* [To do]:
Find each line that has the string "ffffff" and give the total, with nothing else.

* [Exercise inputs]:
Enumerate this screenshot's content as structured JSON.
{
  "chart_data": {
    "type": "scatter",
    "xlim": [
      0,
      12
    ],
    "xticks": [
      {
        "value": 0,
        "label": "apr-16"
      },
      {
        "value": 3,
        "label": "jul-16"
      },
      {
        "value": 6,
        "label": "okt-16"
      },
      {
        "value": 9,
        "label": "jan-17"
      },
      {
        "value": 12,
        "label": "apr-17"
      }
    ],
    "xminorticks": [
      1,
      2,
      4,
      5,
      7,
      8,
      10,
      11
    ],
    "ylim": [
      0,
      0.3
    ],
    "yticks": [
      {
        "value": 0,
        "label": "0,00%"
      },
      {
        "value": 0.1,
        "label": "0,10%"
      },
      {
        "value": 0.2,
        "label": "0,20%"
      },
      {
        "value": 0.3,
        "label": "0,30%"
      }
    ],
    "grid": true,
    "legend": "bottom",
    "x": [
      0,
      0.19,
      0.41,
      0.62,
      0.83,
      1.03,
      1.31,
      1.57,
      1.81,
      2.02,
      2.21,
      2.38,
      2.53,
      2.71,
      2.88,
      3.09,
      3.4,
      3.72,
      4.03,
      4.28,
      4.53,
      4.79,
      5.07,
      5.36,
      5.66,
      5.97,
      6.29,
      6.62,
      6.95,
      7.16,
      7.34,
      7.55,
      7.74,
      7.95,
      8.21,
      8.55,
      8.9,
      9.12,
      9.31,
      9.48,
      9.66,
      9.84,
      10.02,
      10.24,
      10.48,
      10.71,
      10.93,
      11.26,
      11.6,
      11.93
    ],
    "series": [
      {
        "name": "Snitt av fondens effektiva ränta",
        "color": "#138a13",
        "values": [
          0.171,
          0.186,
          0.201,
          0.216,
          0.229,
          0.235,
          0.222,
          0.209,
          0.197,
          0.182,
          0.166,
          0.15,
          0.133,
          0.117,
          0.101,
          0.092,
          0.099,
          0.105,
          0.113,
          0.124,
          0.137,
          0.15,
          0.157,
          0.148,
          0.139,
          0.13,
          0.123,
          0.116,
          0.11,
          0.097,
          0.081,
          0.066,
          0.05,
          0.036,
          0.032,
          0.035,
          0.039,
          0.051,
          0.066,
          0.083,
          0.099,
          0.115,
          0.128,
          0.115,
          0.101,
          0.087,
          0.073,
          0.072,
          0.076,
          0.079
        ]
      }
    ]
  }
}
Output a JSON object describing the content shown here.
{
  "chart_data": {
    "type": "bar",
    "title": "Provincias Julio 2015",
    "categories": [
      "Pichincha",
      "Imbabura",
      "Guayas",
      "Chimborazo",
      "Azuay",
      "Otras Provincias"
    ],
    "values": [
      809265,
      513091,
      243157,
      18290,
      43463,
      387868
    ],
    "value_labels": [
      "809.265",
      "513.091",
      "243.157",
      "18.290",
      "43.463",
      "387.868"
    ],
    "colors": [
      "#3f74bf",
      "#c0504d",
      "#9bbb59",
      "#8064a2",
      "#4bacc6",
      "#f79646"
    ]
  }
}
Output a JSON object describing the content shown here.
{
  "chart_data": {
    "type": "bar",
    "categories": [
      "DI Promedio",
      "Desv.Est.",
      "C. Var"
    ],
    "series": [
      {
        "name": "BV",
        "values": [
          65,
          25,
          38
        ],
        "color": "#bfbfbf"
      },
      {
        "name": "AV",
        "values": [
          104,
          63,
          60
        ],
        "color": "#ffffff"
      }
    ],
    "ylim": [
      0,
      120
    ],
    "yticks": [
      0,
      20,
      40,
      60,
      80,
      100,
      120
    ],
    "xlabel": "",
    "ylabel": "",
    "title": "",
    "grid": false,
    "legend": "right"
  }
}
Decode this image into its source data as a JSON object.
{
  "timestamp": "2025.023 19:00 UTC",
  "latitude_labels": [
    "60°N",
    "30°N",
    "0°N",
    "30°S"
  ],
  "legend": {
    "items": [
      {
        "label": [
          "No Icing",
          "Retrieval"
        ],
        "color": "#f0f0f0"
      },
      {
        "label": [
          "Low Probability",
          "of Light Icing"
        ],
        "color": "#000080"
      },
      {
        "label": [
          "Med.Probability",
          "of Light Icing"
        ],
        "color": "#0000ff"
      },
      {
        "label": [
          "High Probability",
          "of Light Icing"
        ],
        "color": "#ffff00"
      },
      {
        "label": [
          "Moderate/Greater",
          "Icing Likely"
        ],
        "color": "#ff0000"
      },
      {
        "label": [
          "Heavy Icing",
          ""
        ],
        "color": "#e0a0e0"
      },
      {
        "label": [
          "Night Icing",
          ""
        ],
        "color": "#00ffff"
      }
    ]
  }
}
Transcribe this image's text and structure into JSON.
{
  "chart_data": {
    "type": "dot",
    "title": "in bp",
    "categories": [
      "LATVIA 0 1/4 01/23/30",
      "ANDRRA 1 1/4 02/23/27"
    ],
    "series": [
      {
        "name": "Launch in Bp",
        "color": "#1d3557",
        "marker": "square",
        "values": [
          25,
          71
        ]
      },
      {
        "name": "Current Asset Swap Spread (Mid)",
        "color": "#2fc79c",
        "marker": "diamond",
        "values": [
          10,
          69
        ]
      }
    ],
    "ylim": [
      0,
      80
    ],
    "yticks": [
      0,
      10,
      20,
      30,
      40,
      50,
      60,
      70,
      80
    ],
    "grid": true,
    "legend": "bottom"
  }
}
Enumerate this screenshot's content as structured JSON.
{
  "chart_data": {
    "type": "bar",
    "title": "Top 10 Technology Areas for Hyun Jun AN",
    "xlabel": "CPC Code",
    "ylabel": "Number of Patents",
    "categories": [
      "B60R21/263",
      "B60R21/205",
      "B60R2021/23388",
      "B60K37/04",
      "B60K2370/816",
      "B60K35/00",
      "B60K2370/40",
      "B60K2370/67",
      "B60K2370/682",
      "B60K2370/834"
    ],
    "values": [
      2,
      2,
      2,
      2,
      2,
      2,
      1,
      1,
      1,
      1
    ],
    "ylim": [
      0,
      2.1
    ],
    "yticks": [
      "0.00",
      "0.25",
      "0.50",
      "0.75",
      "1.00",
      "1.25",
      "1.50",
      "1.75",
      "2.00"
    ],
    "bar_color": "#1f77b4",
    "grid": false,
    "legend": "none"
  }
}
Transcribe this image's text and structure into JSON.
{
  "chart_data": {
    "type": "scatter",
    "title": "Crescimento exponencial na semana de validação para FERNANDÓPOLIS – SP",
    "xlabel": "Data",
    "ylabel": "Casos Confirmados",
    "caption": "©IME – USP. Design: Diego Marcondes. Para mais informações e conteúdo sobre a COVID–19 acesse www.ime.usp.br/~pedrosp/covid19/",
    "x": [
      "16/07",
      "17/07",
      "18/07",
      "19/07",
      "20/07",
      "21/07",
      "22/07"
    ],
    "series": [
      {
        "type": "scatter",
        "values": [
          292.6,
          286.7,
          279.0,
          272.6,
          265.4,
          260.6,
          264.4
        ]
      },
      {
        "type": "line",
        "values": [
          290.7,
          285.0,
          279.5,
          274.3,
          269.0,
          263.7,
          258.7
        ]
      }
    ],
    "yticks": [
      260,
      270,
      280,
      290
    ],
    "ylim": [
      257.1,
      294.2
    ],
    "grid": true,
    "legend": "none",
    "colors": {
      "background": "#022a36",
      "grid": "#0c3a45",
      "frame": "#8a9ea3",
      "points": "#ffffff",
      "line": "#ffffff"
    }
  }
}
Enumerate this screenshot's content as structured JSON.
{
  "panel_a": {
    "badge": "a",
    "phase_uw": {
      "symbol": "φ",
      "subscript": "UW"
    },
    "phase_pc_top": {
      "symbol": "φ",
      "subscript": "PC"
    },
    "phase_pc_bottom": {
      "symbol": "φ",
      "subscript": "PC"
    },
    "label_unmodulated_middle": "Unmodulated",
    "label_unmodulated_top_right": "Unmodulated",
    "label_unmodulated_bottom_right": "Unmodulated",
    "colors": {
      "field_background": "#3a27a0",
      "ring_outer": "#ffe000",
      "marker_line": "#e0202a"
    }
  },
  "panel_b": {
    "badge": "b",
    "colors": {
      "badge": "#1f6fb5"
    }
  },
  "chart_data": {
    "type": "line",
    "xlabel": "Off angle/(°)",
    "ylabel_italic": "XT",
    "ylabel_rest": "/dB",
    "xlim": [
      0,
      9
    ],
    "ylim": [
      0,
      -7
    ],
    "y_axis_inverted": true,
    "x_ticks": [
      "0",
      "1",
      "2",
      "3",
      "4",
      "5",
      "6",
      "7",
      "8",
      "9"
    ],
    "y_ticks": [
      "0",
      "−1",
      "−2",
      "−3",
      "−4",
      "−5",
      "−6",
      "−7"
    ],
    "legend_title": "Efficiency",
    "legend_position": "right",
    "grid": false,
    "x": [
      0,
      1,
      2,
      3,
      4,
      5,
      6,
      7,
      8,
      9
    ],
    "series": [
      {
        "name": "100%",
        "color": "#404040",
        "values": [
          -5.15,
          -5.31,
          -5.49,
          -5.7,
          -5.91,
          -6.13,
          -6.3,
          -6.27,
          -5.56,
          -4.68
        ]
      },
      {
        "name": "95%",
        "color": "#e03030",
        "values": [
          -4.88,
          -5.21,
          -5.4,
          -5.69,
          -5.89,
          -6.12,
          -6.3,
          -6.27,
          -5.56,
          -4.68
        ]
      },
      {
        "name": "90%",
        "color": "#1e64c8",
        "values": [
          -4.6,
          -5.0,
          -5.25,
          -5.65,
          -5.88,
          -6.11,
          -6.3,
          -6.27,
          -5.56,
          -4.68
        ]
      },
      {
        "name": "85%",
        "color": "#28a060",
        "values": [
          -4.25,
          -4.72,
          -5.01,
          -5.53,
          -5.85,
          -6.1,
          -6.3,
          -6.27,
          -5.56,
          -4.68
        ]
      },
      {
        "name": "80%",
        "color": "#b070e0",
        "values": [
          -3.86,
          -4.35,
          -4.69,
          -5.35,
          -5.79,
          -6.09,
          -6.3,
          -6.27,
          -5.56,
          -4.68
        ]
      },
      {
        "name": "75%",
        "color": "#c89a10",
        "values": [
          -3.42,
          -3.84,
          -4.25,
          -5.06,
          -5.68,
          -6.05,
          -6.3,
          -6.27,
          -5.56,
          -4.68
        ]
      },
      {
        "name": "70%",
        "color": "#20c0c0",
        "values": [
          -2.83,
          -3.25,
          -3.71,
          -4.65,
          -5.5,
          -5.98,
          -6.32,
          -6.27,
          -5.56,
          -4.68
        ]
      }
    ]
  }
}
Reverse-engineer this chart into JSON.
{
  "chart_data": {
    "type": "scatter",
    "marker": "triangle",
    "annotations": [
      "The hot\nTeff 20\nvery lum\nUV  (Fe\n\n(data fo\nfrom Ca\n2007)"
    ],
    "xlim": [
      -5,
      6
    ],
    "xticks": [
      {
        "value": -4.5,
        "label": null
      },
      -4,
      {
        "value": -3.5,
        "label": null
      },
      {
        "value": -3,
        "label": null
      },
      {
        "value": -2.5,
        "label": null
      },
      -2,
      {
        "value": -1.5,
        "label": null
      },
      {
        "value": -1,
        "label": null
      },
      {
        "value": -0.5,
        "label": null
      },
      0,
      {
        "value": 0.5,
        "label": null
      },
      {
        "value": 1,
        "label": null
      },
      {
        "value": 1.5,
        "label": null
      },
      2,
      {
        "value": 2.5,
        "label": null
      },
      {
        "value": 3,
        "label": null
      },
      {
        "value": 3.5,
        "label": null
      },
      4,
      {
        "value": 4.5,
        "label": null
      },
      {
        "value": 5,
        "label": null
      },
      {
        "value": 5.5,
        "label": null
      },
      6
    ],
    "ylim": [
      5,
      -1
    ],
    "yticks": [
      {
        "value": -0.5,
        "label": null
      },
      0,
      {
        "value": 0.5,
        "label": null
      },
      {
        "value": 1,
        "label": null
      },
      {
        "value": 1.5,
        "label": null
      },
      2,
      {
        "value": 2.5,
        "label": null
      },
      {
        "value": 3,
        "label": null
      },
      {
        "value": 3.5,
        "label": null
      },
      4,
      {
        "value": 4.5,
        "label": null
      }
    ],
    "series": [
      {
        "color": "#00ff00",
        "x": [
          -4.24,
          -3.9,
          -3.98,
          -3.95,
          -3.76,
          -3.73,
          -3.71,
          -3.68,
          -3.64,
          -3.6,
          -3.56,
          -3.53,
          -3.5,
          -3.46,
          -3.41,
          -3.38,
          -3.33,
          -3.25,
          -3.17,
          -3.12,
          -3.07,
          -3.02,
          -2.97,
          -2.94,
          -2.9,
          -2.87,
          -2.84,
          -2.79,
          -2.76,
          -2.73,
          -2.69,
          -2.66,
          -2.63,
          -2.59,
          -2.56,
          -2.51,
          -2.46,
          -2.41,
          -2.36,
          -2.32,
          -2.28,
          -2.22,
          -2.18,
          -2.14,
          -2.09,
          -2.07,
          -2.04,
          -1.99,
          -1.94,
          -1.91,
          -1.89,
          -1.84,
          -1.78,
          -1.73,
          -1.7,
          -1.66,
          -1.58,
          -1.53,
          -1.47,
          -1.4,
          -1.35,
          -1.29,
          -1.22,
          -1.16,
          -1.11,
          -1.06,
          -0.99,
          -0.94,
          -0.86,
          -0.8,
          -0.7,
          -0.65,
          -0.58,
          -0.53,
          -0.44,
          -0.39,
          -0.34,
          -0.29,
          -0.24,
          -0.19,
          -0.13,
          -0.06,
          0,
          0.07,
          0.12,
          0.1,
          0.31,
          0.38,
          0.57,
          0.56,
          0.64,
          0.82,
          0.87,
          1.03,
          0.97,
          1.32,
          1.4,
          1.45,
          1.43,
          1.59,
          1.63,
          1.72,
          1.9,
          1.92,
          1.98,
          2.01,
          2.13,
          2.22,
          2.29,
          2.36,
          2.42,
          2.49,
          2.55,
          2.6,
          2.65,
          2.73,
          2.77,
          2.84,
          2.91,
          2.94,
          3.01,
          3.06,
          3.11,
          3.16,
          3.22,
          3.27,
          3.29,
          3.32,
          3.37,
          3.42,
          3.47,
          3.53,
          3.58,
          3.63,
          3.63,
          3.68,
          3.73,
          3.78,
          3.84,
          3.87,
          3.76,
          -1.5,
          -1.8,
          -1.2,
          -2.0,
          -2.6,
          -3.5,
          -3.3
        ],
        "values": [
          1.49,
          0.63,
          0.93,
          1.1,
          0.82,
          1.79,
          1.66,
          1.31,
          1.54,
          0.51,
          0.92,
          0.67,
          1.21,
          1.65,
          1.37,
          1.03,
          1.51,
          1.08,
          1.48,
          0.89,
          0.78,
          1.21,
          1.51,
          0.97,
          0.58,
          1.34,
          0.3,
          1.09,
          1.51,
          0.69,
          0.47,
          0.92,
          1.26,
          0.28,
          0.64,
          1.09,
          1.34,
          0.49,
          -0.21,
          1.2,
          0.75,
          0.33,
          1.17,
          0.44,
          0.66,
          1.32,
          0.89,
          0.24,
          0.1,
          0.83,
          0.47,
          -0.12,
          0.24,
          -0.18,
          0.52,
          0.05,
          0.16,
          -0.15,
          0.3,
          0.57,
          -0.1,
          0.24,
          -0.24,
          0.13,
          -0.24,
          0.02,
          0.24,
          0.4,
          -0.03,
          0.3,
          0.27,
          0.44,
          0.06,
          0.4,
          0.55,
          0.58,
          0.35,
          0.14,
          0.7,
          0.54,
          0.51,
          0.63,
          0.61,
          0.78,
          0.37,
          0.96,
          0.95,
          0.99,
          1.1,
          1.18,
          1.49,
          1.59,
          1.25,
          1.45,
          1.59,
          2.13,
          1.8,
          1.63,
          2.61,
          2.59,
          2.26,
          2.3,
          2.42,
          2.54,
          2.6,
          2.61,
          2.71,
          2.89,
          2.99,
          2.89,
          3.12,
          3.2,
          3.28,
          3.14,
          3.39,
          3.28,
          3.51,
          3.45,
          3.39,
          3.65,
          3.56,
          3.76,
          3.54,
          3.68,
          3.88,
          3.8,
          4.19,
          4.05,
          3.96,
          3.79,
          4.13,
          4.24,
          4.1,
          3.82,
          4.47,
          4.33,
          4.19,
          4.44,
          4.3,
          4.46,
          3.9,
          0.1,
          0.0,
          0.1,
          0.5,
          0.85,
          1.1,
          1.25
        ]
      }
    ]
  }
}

* [Answer to the exercise]:
3